» **AVAILABLE RECORDS**
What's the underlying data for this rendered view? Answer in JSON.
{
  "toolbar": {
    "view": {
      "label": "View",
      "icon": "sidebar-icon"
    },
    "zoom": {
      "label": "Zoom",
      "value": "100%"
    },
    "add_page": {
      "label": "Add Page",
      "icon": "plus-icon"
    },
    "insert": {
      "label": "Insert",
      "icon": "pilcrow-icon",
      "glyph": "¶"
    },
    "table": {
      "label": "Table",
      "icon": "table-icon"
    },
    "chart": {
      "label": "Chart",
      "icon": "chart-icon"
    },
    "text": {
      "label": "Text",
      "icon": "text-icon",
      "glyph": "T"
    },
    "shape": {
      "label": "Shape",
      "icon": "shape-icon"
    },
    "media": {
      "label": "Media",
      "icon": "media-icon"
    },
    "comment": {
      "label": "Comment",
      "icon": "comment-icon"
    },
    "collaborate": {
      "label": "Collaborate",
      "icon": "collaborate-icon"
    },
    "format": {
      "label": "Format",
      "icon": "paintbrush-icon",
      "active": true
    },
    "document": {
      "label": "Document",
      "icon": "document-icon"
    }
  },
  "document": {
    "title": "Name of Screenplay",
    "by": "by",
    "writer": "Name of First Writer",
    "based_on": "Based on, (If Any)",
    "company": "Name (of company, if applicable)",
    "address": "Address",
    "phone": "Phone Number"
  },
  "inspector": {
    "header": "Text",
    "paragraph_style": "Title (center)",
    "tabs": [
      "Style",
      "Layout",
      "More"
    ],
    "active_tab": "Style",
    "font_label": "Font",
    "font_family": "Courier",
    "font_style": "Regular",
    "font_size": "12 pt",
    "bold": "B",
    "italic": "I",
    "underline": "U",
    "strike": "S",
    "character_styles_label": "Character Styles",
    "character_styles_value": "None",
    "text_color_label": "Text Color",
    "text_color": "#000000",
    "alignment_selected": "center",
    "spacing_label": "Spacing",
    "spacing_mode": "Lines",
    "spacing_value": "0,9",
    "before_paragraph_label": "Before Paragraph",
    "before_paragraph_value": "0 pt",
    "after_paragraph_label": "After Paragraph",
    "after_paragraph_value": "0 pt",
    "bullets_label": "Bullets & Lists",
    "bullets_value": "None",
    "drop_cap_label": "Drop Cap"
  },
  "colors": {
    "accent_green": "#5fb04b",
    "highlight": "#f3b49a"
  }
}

» **TASK BRIEF**
The lines above should be duplicated exactly.

» **ANSWER TO THIS PROBLEM**
What's the underlying data for this rendered view? Answer in JSON.
{
  "toolbar": {
    "view": {
      "label": "View",
      "icon": "sidebar-icon"
    },
    "zoom": {
      "label": "Zoom",
      "value": "100%"
    },
    "add_page": {
      "label": "Add Page",
      "icon": "plus-icon"
    },
    "insert": {
      "label": "Insert",
      "icon": "pilcrow-icon",
      "glyph": "¶"
    },
    "table": {
      "label": "Table",
      "icon": "table-icon"
    },
    "chart": {
      "label": "Chart",
      "icon": "chart-icon"
    },
    "text": {
      "label": "Text",
      "icon": "text-icon",
      "glyph": "T"
    },
    "shape": {
      "label": "Shape",
      "icon": "shape-icon"
    },
    "media": {
      "label": "Media",
      "icon": "media-icon"
    },
    "comment": {
      "label": "Comment",
      "icon": "comment-icon"
    },
    "collaborate": {
      "label": "Collaborate",
      "icon": "collaborate-icon"
    },
    "format": {
      "label": "Format",
      "icon": "paintbrush-icon",
      "active": true
    },
    "document": {
      "label": "Document",
      "icon": "document-icon"
    }
  },
  "document": {
    "title": "Name of Screenplay",
    "by": "by",
    "writer": "Name of First Writer",
    "based_on": "Based on, (If Any)",
    "company": "Name (of company, if applicable)",
    "address": "Address",
    "phone": "Phone Number"
  },
  "inspector": {
    "header": "Text",
    "paragraph_style": "Title (center)",
    "tabs": [
      "Style",
      "Layout",
      "More"
    ],
    "active_tab": "Style",
    "font_label": "Font",
    "font_family": "Courier",
    "font_style": "Regular",
    "font_size": "12 pt",
    "bold": "B",
    "italic": "I",
    "underline": "U",
    "strike": "S",
    "character_styles_label": "Character Styles",
    "character_styles_value": "None",
    "text_color_label": "Text Color",
    "text_color": "#000000",
    "alignment_selected": "center",
    "spacing_label": "Spacing",
    "spacing_mode": "Lines",
    "spacing_value": "0,9",
    "before_paragraph_label": "Before Paragraph",
    "before_paragraph_value": "0 pt",
    "after_paragraph_label": "After Paragraph",
    "after_paragraph_value": "0 pt",
    "bullets_label": "Bullets & Lists",
    "bullets_value": "None",
    "drop_cap_label": "Drop Cap"
  },
  "colors": {
    "accent_green": "#5fb04b",
    "highlight": "#f3b49a"
  }
}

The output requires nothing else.